> [Entries provided]
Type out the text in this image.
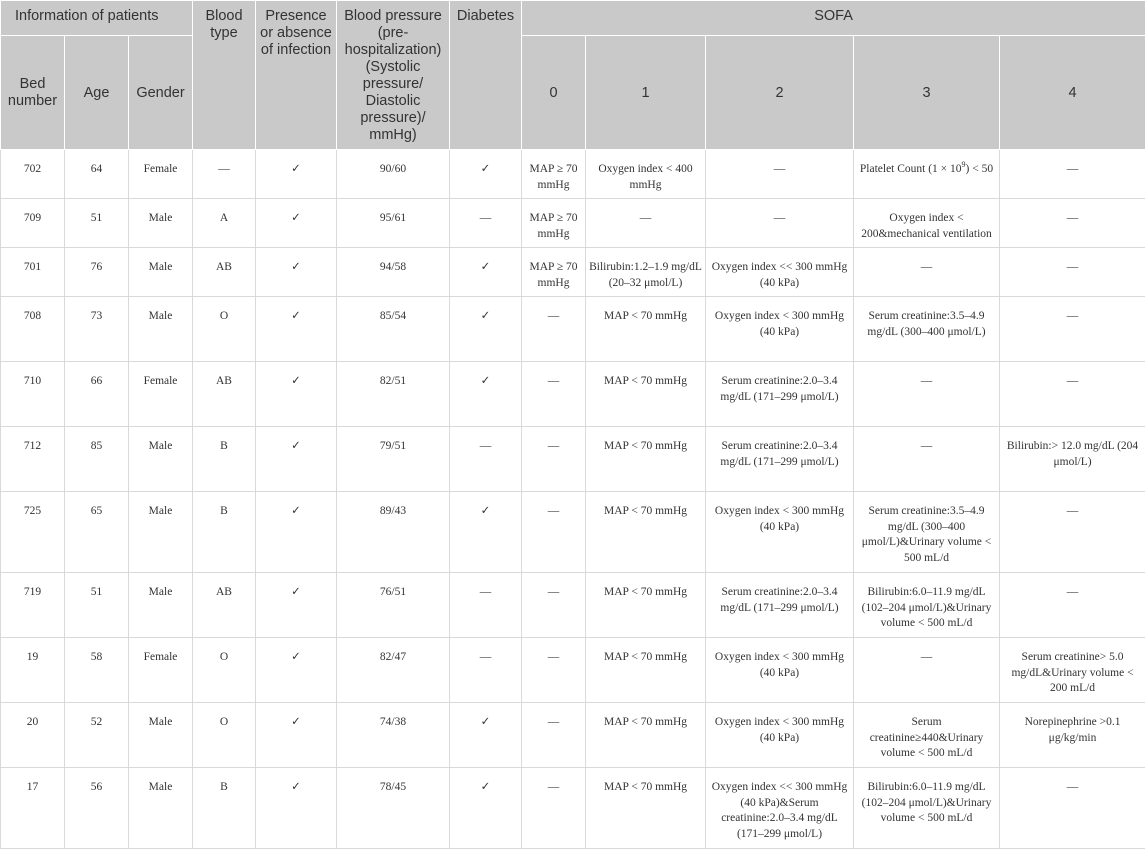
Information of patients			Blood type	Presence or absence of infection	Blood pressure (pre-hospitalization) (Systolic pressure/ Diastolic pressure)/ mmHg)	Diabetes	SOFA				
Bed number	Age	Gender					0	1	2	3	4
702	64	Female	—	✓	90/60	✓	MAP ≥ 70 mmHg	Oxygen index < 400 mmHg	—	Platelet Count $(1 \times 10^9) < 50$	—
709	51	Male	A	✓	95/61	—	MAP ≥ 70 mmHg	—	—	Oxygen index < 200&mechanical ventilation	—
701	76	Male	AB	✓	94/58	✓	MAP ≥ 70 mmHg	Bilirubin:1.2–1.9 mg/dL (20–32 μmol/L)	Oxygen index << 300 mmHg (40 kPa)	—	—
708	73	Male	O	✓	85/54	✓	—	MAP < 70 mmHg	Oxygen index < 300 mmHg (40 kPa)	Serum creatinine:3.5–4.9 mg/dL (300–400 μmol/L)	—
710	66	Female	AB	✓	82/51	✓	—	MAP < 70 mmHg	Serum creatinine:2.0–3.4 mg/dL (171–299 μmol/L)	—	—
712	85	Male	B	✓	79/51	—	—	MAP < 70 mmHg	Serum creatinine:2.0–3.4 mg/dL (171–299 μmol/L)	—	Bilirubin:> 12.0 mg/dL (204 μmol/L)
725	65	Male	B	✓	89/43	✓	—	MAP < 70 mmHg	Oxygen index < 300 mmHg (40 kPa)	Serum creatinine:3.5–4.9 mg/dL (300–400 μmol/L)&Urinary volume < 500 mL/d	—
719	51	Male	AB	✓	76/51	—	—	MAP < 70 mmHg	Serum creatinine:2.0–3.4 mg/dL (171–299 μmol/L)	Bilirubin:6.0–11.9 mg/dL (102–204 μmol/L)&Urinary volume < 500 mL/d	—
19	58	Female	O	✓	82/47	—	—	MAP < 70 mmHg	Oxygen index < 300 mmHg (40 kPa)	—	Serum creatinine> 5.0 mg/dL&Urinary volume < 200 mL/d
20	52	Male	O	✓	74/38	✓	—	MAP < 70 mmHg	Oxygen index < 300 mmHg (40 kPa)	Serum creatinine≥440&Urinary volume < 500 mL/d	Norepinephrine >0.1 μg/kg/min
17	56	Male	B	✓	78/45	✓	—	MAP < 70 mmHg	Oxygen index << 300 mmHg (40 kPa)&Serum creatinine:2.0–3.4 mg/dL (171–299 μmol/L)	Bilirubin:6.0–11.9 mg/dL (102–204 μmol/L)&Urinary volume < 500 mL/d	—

> [What is expected]
Restate the records word for word and drop the images.

> [Answer section]
Type out the text in this image.
Information of patients			Blood type	Presence or absence of infection	Blood pressure (pre-hospitalization) (Systolic pressure/ Diastolic pressure)/ mmHg)	Diabetes	SOFA				
Bed number	Age	Gender					0	1	2	3	4
702	64	Female	—	✓	90/60	✓	MAP ≥ 70 mmHg	Oxygen index < 400 mmHg	—	Platelet Count $(1 \times 10^9) < 50$	—
709	51	Male	A	✓	95/61	—	MAP ≥ 70 mmHg	—	—	Oxygen index < 200&mechanical ventilation	—
701	76	Male	AB	✓	94/58	✓	MAP ≥ 70 mmHg	Bilirubin:1.2–1.9 mg/dL (20–32 μmol/L)	Oxygen index << 300 mmHg (40 kPa)	—	—
708	73	Male	O	✓	85/54	✓	—	MAP < 70 mmHg	Oxygen index < 300 mmHg (40 kPa)	Serum creatinine:3.5–4.9 mg/dL (300–400 μmol/L)	—
710	66	Female	AB	✓	82/51	✓	—	MAP < 70 mmHg	Serum creatinine:2.0–3.4 mg/dL (171–299 μmol/L)	—	—
712	85	Male	B	✓	79/51	—	—	MAP < 70 mmHg	Serum creatinine:2.0–3.4 mg/dL (171–299 μmol/L)	—	Bilirubin:> 12.0 mg/dL (204 μmol/L)
725	65	Male	B	✓	89/43	✓	—	MAP < 70 mmHg	Oxygen index < 300 mmHg (40 kPa)	Serum creatinine:3.5–4.9 mg/dL (300–400 μmol/L)&Urinary volume < 500 mL/d	—
719	51	Male	AB	✓	76/51	—	—	MAP < 70 mmHg	Serum creatinine:2.0–3.4 mg/dL (171–299 μmol/L)	Bilirubin:6.0–11.9 mg/dL (102–204 μmol/L)&Urinary volume < 500 mL/d	—
19	58	Female	O	✓	82/47	—	—	MAP < 70 mmHg	Oxygen index < 300 mmHg (40 kPa)	—	Serum creatinine> 5.0 mg/dL&Urinary volume < 200 mL/d
20	52	Male	O	✓	74/38	✓	—	MAP < 70 mmHg	Oxygen index < 300 mmHg (40 kPa)	Serum creatinine≥440&Urinary volume < 500 mL/d	Norepinephrine >0.1 μg/kg/min
17	56	Male	B	✓	78/45	✓	—	MAP < 70 mmHg	Oxygen index << 300 mmHg (40 kPa)&Serum creatinine:2.0–3.4 mg/dL (171–299 μmol/L)	Bilirubin:6.0–11.9 mg/dL (102–204 μmol/L)&Urinary volume < 500 mL/d	—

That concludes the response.